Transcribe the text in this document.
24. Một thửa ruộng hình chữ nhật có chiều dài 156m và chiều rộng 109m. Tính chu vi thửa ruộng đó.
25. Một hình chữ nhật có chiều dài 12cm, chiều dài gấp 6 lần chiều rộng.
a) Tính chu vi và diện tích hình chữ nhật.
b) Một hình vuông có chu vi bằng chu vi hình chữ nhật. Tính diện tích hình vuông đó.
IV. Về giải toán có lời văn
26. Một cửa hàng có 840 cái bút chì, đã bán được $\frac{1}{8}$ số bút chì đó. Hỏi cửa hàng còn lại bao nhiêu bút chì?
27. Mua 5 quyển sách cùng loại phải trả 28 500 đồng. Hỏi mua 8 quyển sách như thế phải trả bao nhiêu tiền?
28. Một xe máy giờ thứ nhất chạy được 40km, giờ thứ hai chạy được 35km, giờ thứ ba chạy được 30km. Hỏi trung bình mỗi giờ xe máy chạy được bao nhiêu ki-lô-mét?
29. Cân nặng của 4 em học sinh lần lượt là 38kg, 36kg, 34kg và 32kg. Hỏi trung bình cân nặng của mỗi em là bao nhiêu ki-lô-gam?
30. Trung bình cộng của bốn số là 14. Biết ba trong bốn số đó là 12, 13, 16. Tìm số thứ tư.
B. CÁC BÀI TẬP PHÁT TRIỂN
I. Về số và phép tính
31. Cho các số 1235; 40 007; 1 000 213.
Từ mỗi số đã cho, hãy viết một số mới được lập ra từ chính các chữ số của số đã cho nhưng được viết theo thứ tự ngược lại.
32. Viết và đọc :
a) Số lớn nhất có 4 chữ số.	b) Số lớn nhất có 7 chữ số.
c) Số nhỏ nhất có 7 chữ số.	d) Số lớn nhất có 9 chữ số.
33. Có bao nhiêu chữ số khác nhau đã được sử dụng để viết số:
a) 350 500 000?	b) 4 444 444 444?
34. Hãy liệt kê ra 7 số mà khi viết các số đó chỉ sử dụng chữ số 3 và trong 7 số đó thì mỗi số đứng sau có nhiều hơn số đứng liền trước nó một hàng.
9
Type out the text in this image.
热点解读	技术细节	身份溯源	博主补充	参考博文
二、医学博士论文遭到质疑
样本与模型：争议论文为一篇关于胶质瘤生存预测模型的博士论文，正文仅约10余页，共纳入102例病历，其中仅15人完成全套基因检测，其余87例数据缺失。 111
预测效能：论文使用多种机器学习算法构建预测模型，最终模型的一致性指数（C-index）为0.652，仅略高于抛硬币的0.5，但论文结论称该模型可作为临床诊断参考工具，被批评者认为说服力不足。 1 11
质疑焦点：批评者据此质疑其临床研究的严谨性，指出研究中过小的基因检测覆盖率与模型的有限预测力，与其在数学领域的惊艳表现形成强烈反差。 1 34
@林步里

SET TASK – Through the last line of the entries above, beginning at the line containing "Type out the text in this image.", transcribe each line exactly, both ends included and nothing more.

RESULT FOR THIS EXERCISE –
Type out the text in this image.
热点解读	技术细节	身份溯源	博主补充	参考博文
二、医学博士论文遭到质疑
样本与模型：争议论文为一篇关于胶质瘤生存预测模型的博士论文，正文仅约10余页，共纳入102例病历，其中仅15人完成全套基因检测，其余87例数据缺失。 111
预测效能：论文使用多种机器学习算法构建预测模型，最终模型的一致性指数（C-index）为0.652，仅略高于抛硬币的0.5，但论文结论称该模型可作为临床诊断参考工具，被批评者认为说服力不足。 1 11
质疑焦点：批评者据此质疑其临床研究的严谨性，指出研究中过小的基因检测覆盖率与模型的有限预测力，与其在数学领域的惊艳表现形成强烈反差。 1 34
@林步里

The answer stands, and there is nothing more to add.